Directions - Take each line containing the word "Chart" and copy it.
☆ ☆ ☆
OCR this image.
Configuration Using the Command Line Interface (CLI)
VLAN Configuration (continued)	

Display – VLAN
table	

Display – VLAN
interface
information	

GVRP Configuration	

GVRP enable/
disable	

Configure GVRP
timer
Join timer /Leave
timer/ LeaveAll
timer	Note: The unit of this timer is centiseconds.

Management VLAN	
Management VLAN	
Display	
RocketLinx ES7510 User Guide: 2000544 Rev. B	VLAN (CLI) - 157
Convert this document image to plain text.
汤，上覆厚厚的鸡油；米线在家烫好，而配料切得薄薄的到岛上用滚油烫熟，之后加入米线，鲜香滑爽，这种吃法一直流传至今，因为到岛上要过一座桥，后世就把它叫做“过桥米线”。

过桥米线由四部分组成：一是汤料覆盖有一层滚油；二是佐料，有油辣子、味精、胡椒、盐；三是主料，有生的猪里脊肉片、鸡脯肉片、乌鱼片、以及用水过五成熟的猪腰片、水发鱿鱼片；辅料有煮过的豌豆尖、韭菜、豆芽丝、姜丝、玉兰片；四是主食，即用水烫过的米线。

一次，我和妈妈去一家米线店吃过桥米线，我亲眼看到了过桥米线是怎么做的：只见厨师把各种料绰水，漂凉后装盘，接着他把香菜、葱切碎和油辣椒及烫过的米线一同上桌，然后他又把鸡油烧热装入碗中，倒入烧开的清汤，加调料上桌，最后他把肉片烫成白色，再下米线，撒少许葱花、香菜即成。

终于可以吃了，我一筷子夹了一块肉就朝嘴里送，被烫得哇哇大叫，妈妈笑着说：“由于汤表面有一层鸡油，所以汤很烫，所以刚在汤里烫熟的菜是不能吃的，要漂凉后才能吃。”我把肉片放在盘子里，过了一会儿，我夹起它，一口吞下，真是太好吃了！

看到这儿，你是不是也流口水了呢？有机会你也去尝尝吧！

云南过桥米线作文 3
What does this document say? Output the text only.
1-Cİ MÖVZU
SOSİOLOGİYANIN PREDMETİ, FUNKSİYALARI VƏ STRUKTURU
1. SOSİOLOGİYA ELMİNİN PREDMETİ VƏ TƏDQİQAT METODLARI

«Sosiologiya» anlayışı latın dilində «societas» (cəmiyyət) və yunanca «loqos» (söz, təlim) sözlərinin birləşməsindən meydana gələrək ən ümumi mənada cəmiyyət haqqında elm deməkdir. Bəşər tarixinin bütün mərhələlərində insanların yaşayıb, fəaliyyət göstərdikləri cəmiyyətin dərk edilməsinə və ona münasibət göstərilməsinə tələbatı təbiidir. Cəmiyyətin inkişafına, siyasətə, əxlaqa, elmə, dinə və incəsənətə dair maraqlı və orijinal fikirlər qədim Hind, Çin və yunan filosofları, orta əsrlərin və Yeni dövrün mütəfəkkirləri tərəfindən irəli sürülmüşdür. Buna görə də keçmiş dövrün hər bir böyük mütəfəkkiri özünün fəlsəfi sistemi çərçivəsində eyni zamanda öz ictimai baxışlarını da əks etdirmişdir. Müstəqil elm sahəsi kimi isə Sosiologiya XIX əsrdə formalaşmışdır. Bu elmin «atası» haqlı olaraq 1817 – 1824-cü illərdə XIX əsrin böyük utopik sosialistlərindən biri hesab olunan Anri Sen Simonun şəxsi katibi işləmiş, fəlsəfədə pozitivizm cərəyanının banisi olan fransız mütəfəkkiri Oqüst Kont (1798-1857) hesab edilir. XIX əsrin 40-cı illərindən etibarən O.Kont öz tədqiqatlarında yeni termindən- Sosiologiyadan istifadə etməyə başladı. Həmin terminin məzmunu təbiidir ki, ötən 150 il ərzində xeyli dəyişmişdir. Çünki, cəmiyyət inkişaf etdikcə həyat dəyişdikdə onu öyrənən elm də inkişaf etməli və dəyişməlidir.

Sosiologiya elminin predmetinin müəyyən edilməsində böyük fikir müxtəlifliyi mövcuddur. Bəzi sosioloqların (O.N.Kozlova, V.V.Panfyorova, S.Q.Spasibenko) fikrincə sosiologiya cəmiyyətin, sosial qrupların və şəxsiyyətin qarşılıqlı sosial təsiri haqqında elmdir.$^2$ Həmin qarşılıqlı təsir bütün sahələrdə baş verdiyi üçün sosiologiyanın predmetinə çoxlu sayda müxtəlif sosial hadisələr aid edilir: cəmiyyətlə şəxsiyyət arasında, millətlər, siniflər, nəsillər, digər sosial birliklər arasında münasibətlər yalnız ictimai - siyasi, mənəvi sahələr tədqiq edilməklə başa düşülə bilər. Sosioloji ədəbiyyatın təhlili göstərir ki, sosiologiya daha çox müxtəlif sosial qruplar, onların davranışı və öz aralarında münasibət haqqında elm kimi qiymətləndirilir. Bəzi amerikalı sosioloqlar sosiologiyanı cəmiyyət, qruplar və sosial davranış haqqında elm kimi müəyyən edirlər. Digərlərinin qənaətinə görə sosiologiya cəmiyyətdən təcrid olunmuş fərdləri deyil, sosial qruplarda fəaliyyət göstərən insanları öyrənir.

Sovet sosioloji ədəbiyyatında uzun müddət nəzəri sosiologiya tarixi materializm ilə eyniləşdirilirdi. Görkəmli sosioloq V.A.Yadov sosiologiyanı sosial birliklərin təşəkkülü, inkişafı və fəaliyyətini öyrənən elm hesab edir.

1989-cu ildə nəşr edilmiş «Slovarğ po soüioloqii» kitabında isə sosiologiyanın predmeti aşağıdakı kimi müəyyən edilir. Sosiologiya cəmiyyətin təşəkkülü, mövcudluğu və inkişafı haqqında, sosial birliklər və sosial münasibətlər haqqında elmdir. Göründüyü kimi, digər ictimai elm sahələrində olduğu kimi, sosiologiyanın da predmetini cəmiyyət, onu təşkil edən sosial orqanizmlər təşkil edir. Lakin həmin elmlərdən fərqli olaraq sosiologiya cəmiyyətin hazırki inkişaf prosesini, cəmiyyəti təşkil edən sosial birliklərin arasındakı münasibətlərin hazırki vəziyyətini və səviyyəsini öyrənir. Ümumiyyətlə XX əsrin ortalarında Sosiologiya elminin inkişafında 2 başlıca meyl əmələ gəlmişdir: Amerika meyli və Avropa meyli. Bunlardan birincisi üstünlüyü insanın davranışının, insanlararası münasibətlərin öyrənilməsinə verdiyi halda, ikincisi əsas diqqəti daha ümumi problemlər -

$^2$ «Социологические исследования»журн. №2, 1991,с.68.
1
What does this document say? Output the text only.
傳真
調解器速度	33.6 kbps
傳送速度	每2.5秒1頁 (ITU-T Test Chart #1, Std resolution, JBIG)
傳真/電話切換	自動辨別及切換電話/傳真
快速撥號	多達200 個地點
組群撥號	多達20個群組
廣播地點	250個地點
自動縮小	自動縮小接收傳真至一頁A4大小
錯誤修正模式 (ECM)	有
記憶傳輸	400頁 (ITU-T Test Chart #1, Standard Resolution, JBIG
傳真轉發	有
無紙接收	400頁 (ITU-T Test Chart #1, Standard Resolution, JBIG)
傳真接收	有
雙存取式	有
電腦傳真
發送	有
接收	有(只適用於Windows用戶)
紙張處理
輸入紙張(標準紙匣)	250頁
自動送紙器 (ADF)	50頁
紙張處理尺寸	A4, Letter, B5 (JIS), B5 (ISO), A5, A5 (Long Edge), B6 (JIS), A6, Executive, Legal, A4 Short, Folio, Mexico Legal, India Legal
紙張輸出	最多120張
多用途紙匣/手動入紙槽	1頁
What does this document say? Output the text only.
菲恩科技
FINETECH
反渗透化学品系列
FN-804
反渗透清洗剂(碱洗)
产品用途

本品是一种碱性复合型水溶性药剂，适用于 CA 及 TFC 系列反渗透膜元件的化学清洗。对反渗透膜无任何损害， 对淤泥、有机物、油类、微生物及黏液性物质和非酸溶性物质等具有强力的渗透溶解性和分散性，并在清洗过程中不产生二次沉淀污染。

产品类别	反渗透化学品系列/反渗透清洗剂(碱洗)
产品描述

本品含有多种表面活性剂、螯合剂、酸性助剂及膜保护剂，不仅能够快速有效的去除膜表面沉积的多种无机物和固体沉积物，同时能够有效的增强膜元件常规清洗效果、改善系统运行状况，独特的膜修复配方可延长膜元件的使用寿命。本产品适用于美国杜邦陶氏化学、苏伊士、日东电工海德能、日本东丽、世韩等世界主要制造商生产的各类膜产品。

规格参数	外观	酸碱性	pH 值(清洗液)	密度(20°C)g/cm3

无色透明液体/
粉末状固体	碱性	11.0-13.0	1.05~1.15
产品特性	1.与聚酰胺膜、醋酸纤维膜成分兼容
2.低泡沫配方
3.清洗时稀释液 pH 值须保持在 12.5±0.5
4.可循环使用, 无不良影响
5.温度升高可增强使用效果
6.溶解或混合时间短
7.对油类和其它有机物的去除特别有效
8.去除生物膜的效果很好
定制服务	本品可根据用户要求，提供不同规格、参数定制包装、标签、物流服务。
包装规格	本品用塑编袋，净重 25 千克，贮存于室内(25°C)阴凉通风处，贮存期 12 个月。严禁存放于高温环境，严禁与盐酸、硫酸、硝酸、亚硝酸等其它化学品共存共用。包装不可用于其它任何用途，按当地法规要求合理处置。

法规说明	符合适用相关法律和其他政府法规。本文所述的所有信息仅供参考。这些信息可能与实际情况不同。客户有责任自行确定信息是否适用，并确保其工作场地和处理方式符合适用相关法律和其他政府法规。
☆ ☆ ☆
The result -
傳送速度	每2.5秒1頁 (ITU-T Test Chart #1, Std resolution, JBIG)
記憶傳輸	400頁 (ITU-T Test Chart #1, Standard Resolution, JBIG
無紙接收	400頁 (ITU-T Test Chart #1, Standard Resolution, JBIG)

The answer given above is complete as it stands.